Entries with figure data
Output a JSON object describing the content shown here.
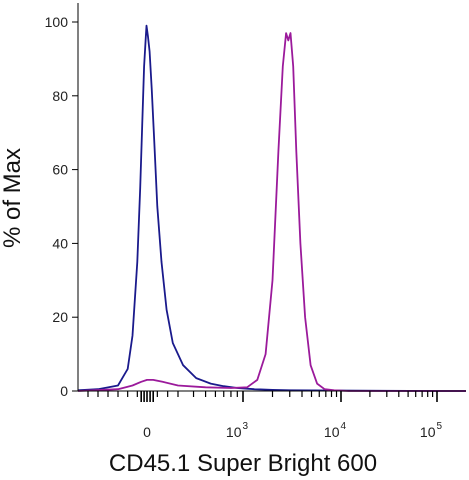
{
  "chart_data": {
    "type": "line",
    "xlabel": "CD45.1 Super Bright 600",
    "ylabel": "% of Max",
    "x_scale": "biexponential",
    "xlim": [
      -700,
      100000
    ],
    "ylim": [
      0,
      100
    ],
    "grid": false,
    "legend": "none",
    "y_ticks": [
      {
        "value": 0,
        "label": "0"
      },
      {
        "value": 20,
        "label": "20"
      },
      {
        "value": 40,
        "label": "40"
      },
      {
        "value": 60,
        "label": "60"
      },
      {
        "value": 80,
        "label": "80"
      },
      {
        "value": 100,
        "label": "100"
      }
    ],
    "x_ticks": [
      {
        "value": 0,
        "base": "0",
        "exp": ""
      },
      {
        "value": 1000,
        "base": "10",
        "exp": "3"
      },
      {
        "value": 10000,
        "base": "10",
        "exp": "4"
      },
      {
        "value": 100000,
        "base": "10",
        "exp": "5"
      }
    ],
    "series": [
      {
        "color": "#1a1a8c",
        "points": [
          [
            -700,
            0.2
          ],
          [
            -500,
            0.5
          ],
          [
            -300,
            1.5
          ],
          [
            -200,
            6
          ],
          [
            -150,
            15
          ],
          [
            -100,
            35
          ],
          [
            -70,
            55
          ],
          [
            -50,
            72
          ],
          [
            -30,
            88
          ],
          [
            -15,
            95
          ],
          [
            -5,
            99
          ],
          [
            0,
            98
          ],
          [
            10,
            96
          ],
          [
            25,
            92
          ],
          [
            45,
            82
          ],
          [
            70,
            68
          ],
          [
            100,
            50
          ],
          [
            140,
            35
          ],
          [
            190,
            22
          ],
          [
            250,
            13
          ],
          [
            330,
            7
          ],
          [
            420,
            3.5
          ],
          [
            550,
            2
          ],
          [
            700,
            1.3
          ],
          [
            900,
            0.8
          ],
          [
            1300,
            0.5
          ],
          [
            2000,
            0.3
          ],
          [
            3000,
            0.2
          ],
          [
            100000,
            0
          ]
        ]
      },
      {
        "color": "#9b1a9b",
        "points": [
          [
            -700,
            0
          ],
          [
            -300,
            0.5
          ],
          [
            -150,
            1.5
          ],
          [
            -60,
            2.5
          ],
          [
            0,
            3
          ],
          [
            60,
            3
          ],
          [
            150,
            2.5
          ],
          [
            300,
            1.5
          ],
          [
            500,
            1
          ],
          [
            800,
            0.8
          ],
          [
            1100,
            1
          ],
          [
            1400,
            3
          ],
          [
            1700,
            10
          ],
          [
            2000,
            30
          ],
          [
            2300,
            65
          ],
          [
            2550,
            88
          ],
          [
            2750,
            97
          ],
          [
            2900,
            95
          ],
          [
            3050,
            97
          ],
          [
            3250,
            88
          ],
          [
            3500,
            65
          ],
          [
            3850,
            40
          ],
          [
            4300,
            20
          ],
          [
            4900,
            7
          ],
          [
            5700,
            2
          ],
          [
            6800,
            0.5
          ],
          [
            8500,
            0.2
          ],
          [
            12000,
            0
          ],
          [
            100000,
            0
          ]
        ]
      }
    ]
  }
}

• **To do**: From the data, list each line in which the string "value" appears.

• **The solution**:
        "value": 0,
        "value": 20,
        "value": 40,
        "value": 60,
        "value": 80,
        "value": 100,
        "value": 0,
        "value": 1000,
        "value": 10000,
        "value": 100000,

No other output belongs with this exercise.